**TASK DIRECTIONS**: According to the project page, how often does monthly testing at α=0.05 make a perfectly calibrated model trigger a false alarm within a year?

**PAGE**:
-- start --
Skip to main content

Model drift detection, calibration monitoring, and sequential A/B testing for insurance pricing models: PSI, Gini drift, Murphy decomposition, mSPRT champion/challenger.

Project description

insurance-monitoring

PyPI Downloads Python Tests License Open In Colab nbviewer

Production model monitoring for UK insurance pricing — PSI, Gini drift, Murphy decomposition, and anytime-valid A/B testing in one package.


The problem

A pricing model that is 15% cheap on young drivers and 15% expensive on mature drivers reads 1.00 at portfolio level — and triggers no alarm. The loss ratio deteriorates twelve months later.

The PRA expects regulated insurers to have model risk management frameworks (SS1/23, while primarily aimed at banks, is widely adopted as the de facto standard for insurers) — and that framework should have caught this first. Standard monitoring approaches fail in three specific ways:

  • Portfolio-level A/E hides segmental drift. Per-feature distribution shifts and model discrimination drift are invisible to a single headline ratio.
  • Repeated monthly testing inflates false positives. Running Hosmer-Lemeshow or A/E tests each month means a perfectly calibrated model will trigger a false alarm roughly 40% of the time within a year at α=0.05.
  • Champion/challenger comparisons are run to a pre-specified date. Checking interim results is statistically invalid under classical hypothesis testing — but pricing teams do it anyway.

insurance-monitoring addresses all three. It monitors per-feature distribution shifts (PSI/CSI), discrimination and calibration separately (Murphy decomposition), and runs anytime-valid tests you can check at any point.


Part of the Burning Cost stack

Takes the outputs of any fitted pricing model and a stream of actual experience. Feeds drift signals and calibration verdicts into insurance-governance for model risk committee packs. Pairs with insurance-fairness to monitor per-protected-group A/E ratios under Consumer Duty. See the full stack.

Blog post: Insurance Model Monitoring: Beyond Generic Drift Detection


Quick start

import numpy as np
import polars as pl
from insurance_monitoring import MonitoringReport
from insurance_monitoring.drift import psi

rng = np.random.default_rng(42)
# Training period — well-calibrated model
actual_ref = rng.poisson(0.08, 10_000).astype(float)
predicted_ref = np.full(10_000, 0.08)
# Current period — book has aged, model is stale
actual_cur = rng.poisson(0.11, 5_000).astype(float)
predicted_cur = np.full(5_000, 0.08)
exposure_cur = rng.uniform(0.5, 1.0, 5_000)

report = MonitoringReport(
    reference_actual=actual_ref, reference_predicted=predicted_ref,
    current_actual=actual_cur, current_predicted=predicted_cur,
    exposure=exposure_cur, murphy_distribution="poisson",
)
print(report.recommendation)   # => 'RECALIBRATE' or 'REFIT'
print(report.to_polars())      # flat DataFrame: metric / value / band

See examples/ for fully worked scenarios: UK motor frequency monitoring, home insurance with PITMonitor, and a champion/challenger A/B test.
-- end --
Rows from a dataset
-- start --
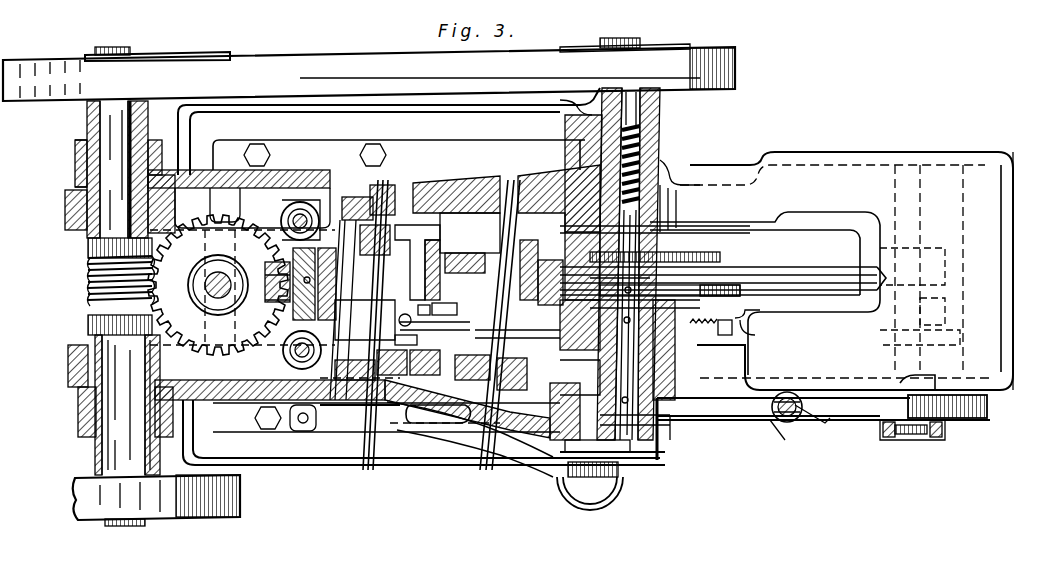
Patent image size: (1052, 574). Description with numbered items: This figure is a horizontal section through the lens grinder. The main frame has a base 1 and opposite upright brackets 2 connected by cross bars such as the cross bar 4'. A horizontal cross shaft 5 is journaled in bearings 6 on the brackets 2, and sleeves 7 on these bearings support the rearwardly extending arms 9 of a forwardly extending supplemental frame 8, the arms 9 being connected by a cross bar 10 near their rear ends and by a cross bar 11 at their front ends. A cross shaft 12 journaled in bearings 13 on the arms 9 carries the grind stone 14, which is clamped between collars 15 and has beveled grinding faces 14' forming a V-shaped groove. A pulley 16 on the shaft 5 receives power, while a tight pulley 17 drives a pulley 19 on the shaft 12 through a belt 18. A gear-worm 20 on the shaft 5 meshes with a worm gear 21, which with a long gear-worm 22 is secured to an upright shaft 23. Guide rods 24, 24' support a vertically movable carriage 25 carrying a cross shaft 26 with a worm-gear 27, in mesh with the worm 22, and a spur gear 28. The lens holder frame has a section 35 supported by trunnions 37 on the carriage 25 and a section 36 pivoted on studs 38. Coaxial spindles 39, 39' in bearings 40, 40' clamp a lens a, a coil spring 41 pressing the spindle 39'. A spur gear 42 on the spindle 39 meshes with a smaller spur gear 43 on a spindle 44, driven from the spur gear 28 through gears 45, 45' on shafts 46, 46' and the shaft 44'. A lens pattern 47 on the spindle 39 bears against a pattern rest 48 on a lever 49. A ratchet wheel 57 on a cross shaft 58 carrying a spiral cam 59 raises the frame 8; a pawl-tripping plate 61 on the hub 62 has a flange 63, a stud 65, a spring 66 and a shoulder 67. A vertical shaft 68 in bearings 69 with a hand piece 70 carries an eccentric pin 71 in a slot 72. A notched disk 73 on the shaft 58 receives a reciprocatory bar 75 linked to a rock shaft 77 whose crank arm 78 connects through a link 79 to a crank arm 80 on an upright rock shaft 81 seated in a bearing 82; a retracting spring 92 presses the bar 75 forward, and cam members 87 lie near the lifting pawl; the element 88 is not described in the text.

The base 1 is at (690, 182).
The upright brackets 2 is at (247, 160).
The cross bar 4' is at (252, 181).
The horizontal cross shaft 5 is at (114, 48).
The bearings 6 is at (80, 158).
The sleeves 7 is at (88, 125).
The supplemental frame 8 is at (905, 205).
The arms 9 is at (68, 212).
The cross bar 10 is at (140, 348).
The cross bar 11 is at (978, 278).
The horizontal cross shaft 12 is at (618, 40).
The bearings 13 is at (598, 122).
The grind stone 14 is at (723, 263).
The beveled grinding faces 14' is at (710, 265).
The collars 15 is at (715, 270).
The pulley 16 is at (200, 518).
The tight pulley 17 is at (180, 56).
The belt 18 is at (333, 63).
The pulley 19 is at (695, 52).
The gear-worm 20 is at (90, 296).
The worm gear 21 is at (90, 268).
The gear-worm 22 is at (215, 300).
The upright shaft 23 is at (212, 278).
The guide rod 24 is at (303, 191).
The guide rod 24' is at (285, 350).
The carriage 25 is at (283, 222).
The cross shaft 26 is at (280, 305).
The worm-gear 27 is at (365, 320).
The spur gear 28 is at (270, 272).
The frame section 35 is at (352, 195).
The frame section 36 is at (520, 195).
The pivotal trunnions 37 is at (314, 284).
The studs 38 is at (428, 210).
The spindle 39 is at (617, 380).
The spindle 39' is at (655, 288).
The bearing 40 is at (641, 325).
The bearing 40' is at (665, 108).
The coil spring 41 is at (650, 140).
The spur gear 42 is at (650, 428).
The spur gear 43 is at (520, 430).
The spindle 44 is at (495, 369).
The shaft 44' is at (426, 362).
The gears 45 is at (417, 262).
The gears 45' is at (540, 268).
The shaft 46 is at (470, 243).
The shaft 46' is at (365, 240).
The lens pattern 47 is at (625, 455).
The pattern rest 48 is at (570, 470).
The lever 49 is at (588, 505).
The ratchet wheel 57 is at (987, 408).
The cross shaft 58 is at (920, 352).
The spiral cam 59 is at (940, 260).
The pawl-tripping plate 61 is at (868, 420).
The hub 62 is at (888, 437).
The flange 63 is at (928, 378).
The stud 65 is at (908, 436).
The spring 66 is at (935, 437).
The shoulder 67 is at (947, 432).
The vertical shaft 68 is at (788, 392).
The bearings 69 is at (786, 421).
The hand piece 70 is at (818, 425).
The eccentric pin 71 is at (795, 398).
The slot 72 is at (775, 415).
The circular disk 73 is at (935, 325).
The reciprocatory bar 75 is at (755, 336).
The rock shaft 77 is at (724, 336).
The crank arm 78 is at (742, 310).
The link 79 is at (545, 335).
The crank arm 80 is at (405, 311).
The rock shaft 81 is at (440, 330).
The bearing 82 is at (397, 330).
The cam members 87 is at (425, 301).
The block 88 is at (450, 310).
The retracting spring 92 is at (700, 330).
The lens a is at (635, 290).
-- end --
**TASK SOLUTION**: Roughly 40% of the time.